Material for this task:
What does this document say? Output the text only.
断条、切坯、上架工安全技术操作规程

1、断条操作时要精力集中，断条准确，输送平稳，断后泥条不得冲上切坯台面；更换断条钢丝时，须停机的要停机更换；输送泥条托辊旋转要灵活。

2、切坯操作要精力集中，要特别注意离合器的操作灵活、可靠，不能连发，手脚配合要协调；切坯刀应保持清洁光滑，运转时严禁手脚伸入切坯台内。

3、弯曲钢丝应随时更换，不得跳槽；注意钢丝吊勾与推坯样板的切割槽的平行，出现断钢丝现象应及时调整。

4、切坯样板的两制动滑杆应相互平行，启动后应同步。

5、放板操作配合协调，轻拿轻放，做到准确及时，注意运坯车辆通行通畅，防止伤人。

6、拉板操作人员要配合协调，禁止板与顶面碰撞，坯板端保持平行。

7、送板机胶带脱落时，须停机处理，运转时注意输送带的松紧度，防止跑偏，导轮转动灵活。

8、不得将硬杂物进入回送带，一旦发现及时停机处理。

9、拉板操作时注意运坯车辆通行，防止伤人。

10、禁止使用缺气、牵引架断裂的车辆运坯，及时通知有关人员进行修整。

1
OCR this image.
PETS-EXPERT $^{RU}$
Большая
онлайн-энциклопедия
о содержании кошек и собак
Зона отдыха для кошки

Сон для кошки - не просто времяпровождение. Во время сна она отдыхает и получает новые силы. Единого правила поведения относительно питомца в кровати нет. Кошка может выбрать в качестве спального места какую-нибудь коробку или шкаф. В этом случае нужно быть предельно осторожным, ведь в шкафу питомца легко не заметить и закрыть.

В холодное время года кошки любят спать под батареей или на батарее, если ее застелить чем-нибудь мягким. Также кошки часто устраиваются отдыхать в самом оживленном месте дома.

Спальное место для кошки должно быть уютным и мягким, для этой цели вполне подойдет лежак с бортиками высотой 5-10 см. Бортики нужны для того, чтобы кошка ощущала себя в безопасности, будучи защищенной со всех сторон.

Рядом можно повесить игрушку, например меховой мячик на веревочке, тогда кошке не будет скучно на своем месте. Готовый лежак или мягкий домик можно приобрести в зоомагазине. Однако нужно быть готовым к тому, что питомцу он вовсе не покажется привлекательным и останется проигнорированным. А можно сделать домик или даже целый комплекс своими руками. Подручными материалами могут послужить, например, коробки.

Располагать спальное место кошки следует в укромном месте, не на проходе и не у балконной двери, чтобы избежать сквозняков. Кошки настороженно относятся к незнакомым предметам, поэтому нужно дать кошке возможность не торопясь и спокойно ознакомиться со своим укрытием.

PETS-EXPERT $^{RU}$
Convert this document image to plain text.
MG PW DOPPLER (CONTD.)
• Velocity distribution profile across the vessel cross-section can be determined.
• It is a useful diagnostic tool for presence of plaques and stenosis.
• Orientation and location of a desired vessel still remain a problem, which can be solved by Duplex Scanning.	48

Goal: Filter the records above and return every line that holds the word "text".

Result for this task:
What does this document say? Output the text only.
Convert this document image to plain text.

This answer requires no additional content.